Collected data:
---*---

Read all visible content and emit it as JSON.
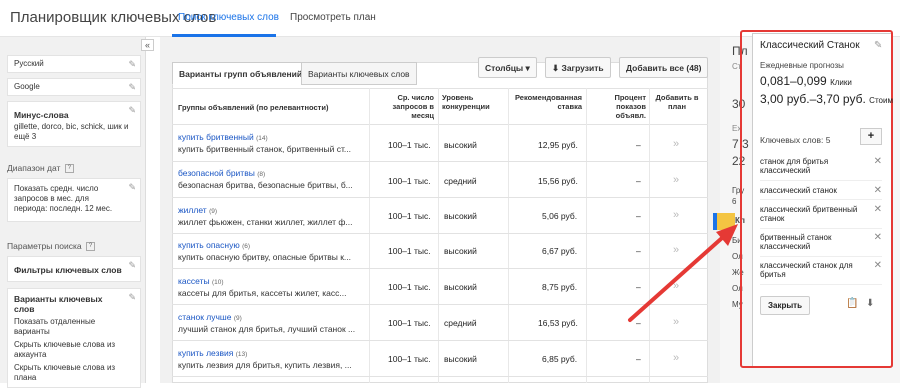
{
  "header": {
    "title": "Планировщик ключевых слов",
    "tabs": [
      "Поиск ключевых слов",
      "Просмотреть план"
    ]
  },
  "sidebar": {
    "collapse_icon": "«",
    "language": "Русский",
    "network": "Google",
    "negatives_title": "Минус-слова",
    "negatives_value": "gillette, dorco, bic, schick, шик и ещё 3",
    "date_range_heading": "Диапазон дат",
    "date_range_value": "Показать средн. число запросов в мес. для периода: последн. 12 мес.",
    "search_params_heading": "Параметры поиска",
    "keyword_filters": "Фильтры ключевых слов",
    "ad_group_options_title": "Варианты ключевых слов",
    "ad_group_options_lines": [
      "Показать отдаленные варианты",
      "Скрыть ключевые слова из аккаунта",
      "Скрыть ключевые слова из плана"
    ],
    "help_glyph": "?"
  },
  "content": {
    "tabs": [
      "Варианты групп объявлений",
      "Варианты ключевых слов"
    ],
    "buttons": {
      "columns": "Столбцы ▾",
      "download": "Загрузить",
      "add_all": "Добавить все (48)"
    },
    "columns": [
      "Группы объявлений (по релевантности)",
      "Ср. число запросов в месяц",
      "Уровень конкуренции",
      "Рекомендованная ставка",
      "Процент показов объявл.",
      "Добавить в план"
    ],
    "rows": [
      {
        "name": "купить бритвенный",
        "count": "(14)",
        "keywords": "купить бритвенный станок, бритвенный ст...",
        "searches": "100–1 тыс.",
        "competition": "высокий",
        "bid": "12,95 руб.",
        "share": "–"
      },
      {
        "name": "безопасной бритвы",
        "count": "(8)",
        "keywords": "безопасная бритва, безопасные бритвы, б...",
        "searches": "100–1 тыс.",
        "competition": "средний",
        "bid": "15,56 руб.",
        "share": "–"
      },
      {
        "name": "жиллет",
        "count": "(9)",
        "keywords": "жиллет фьюжен, станки жиллет, жиллет ф...",
        "searches": "100–1 тыс.",
        "competition": "высокий",
        "bid": "5,06 руб.",
        "share": "–"
      },
      {
        "name": "купить опасную",
        "count": "(6)",
        "keywords": "купить опасную бритву, опасные бритвы к...",
        "searches": "100–1 тыс.",
        "competition": "высокий",
        "bid": "6,67 руб.",
        "share": "–"
      },
      {
        "name": "кассеты",
        "count": "(10)",
        "keywords": "кассеты для бритья, кассеты жилет, касс...",
        "searches": "100–1 тыс.",
        "competition": "высокий",
        "bid": "8,75 руб.",
        "share": "–"
      },
      {
        "name": "станок лучше",
        "count": "(9)",
        "keywords": "лучший станок для бритья, лучший станок ...",
        "searches": "100–1 тыс.",
        "competition": "средний",
        "bid": "16,53 руб.",
        "share": "–"
      },
      {
        "name": "купить лезвия",
        "count": "(13)",
        "keywords": "купить лезвия для бритья, купить лезвия, ...",
        "searches": "100–1 тыс.",
        "competition": "высокий",
        "bid": "6,85 руб.",
        "share": "–"
      }
    ],
    "add_glyph": "»"
  },
  "behind_panel": [
    "Пл",
    "Ст",
    "30",
    "Ех",
    "7 3",
    "22",
    "Гру",
    "6",
    "Кл",
    "Би",
    "Ол",
    "Же",
    "Ол",
    "Му"
  ],
  "panel": {
    "title": "Классический Станок",
    "forecast_label": "Ежедневные прогнозы",
    "clicks_value": "0,081–0,099",
    "clicks_unit": "Клики",
    "cost_value": "3,00 руб.–3,70 руб.",
    "cost_unit": "Стоим",
    "keywords_label": "Ключевых слов: 5",
    "add_glyph": "+",
    "keywords": [
      "станок для бритья классический",
      "классический станок",
      "классический бритвенный станок",
      "бритвенный станок классический",
      "классический станок для бритья"
    ],
    "remove_glyph": "✕",
    "close_label": "Закрыть"
  },
  "colors": {
    "accent": "#1a73e8",
    "link": "#1a56c4",
    "annotation": "#e53935",
    "highlight": "#f4c542"
  }
}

---*---

* _Task description_: From the entries above, list each line with "опасную" in it.

* _Response to the exercise_:
        "name": "купить опасную",
        "keywords": "купить опасную бритву, опасные бритвы к...",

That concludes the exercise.